A run of records:

** start **

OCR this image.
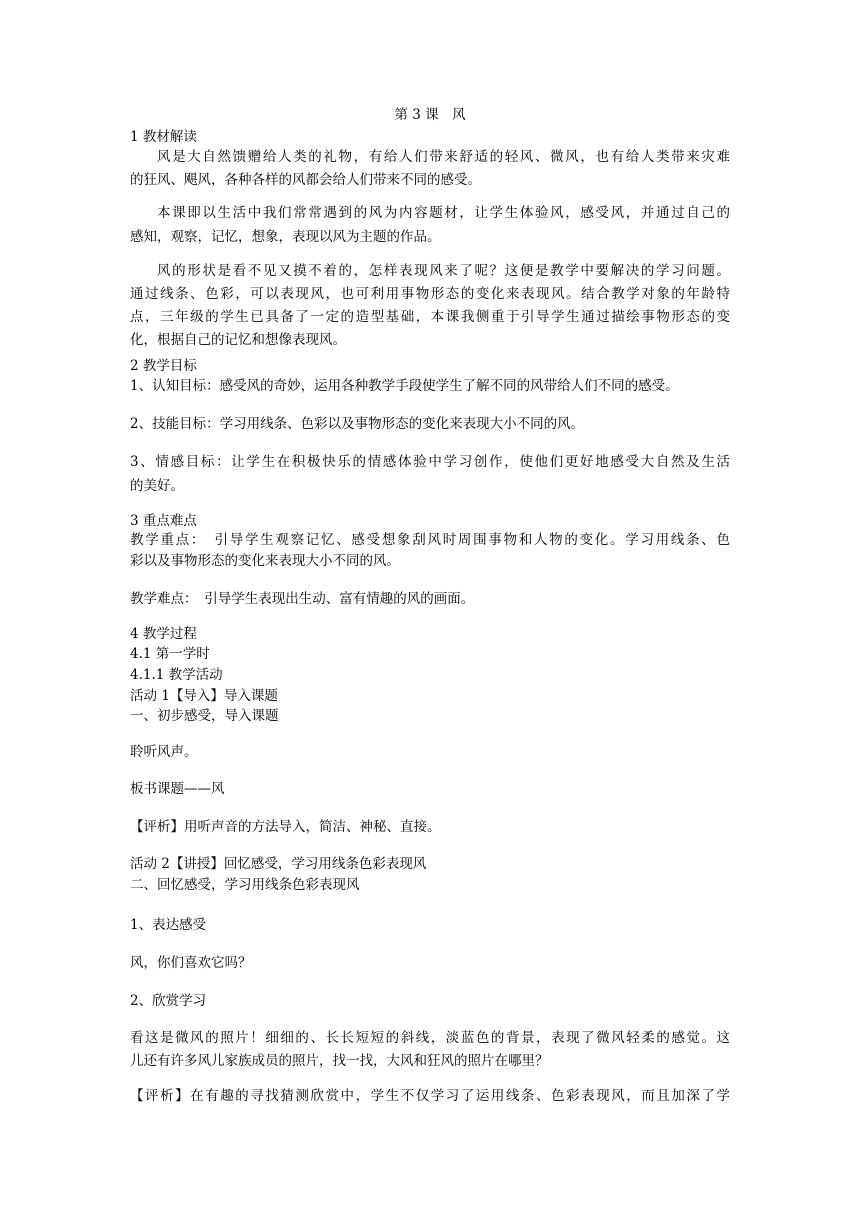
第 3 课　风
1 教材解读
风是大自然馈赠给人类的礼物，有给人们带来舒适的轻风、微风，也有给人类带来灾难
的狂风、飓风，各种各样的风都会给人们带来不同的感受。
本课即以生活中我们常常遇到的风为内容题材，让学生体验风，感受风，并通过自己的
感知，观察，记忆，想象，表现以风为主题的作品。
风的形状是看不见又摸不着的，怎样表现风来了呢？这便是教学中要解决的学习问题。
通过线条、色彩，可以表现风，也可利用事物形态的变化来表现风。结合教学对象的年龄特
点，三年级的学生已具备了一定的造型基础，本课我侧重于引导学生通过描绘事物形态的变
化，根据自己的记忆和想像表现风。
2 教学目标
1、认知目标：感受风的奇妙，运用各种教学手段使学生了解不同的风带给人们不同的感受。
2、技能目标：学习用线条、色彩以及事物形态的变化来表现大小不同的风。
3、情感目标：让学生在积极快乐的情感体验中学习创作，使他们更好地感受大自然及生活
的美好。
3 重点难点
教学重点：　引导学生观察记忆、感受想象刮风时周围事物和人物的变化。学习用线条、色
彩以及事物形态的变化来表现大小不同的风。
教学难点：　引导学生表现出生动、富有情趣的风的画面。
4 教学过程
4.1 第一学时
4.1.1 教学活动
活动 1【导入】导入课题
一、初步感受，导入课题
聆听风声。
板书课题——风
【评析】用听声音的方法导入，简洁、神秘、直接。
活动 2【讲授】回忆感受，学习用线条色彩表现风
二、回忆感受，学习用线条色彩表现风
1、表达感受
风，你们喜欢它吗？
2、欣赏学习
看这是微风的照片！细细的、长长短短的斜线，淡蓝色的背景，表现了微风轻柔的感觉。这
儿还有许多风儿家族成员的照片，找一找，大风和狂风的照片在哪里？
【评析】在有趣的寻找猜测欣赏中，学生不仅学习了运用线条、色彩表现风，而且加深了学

** end **
** start **

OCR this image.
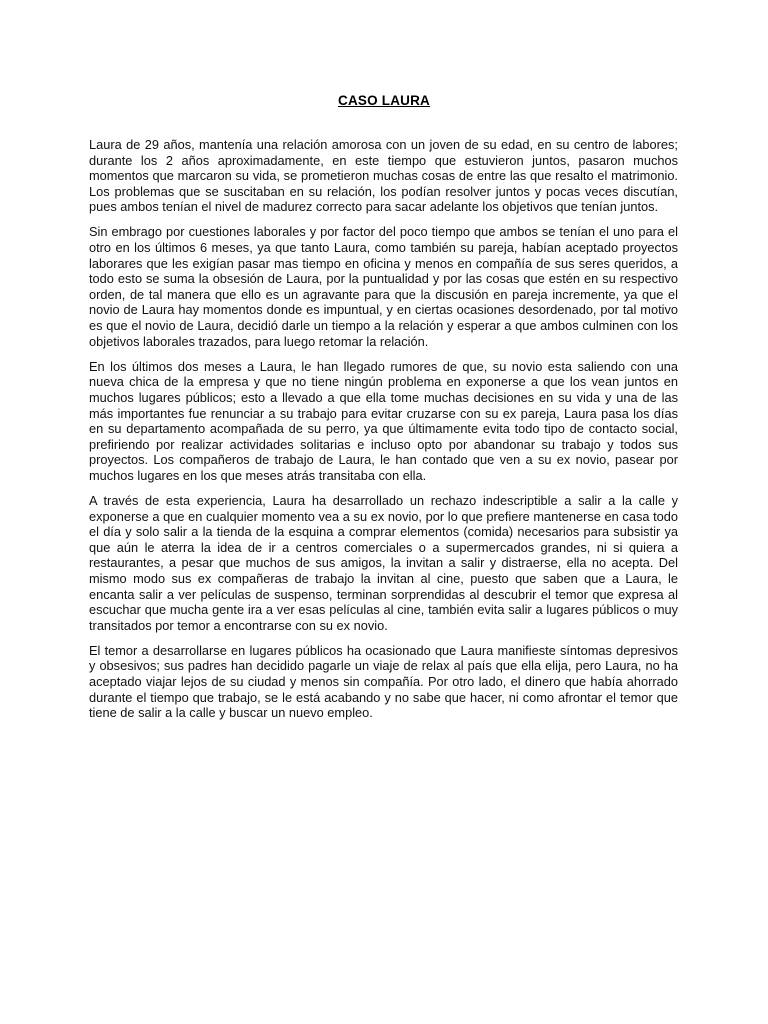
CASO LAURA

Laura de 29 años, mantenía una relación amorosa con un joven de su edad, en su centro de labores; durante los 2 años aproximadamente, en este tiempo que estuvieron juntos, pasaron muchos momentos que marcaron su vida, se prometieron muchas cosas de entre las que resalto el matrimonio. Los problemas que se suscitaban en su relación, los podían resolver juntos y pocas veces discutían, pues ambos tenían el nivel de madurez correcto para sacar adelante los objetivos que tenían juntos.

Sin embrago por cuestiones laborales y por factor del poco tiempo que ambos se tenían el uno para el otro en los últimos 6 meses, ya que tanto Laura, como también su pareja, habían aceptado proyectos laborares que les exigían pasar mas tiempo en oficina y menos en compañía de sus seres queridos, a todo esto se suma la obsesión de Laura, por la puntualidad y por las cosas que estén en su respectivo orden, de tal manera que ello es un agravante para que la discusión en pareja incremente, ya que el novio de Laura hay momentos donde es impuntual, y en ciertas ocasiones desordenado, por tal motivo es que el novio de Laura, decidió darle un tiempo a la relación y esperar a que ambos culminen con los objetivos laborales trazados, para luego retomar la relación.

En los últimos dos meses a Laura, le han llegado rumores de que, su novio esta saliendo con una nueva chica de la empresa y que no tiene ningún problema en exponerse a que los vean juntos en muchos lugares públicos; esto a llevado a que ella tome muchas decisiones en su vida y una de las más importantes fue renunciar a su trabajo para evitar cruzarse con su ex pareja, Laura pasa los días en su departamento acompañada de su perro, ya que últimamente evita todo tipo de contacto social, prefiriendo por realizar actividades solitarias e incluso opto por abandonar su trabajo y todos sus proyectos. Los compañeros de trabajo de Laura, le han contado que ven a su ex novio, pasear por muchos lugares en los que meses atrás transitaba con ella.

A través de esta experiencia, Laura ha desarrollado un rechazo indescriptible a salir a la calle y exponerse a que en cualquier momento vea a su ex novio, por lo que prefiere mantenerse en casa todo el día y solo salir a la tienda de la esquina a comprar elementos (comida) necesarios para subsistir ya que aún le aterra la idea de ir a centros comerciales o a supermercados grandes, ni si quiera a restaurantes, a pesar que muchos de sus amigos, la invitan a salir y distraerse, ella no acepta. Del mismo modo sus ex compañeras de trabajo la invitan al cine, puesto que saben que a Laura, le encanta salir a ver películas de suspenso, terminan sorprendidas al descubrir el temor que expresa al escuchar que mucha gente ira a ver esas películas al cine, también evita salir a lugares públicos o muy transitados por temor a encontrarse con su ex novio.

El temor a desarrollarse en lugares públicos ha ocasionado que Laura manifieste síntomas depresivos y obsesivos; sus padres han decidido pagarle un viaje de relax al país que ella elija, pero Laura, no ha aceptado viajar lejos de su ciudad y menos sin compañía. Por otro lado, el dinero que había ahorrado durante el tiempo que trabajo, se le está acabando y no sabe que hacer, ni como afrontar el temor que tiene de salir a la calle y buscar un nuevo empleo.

** end **

THE EXERCISE: State the number of lines in the data that include the string "学习用线条色彩表现风", and add nothing else.

RESPONSE TO THIS TASK: 2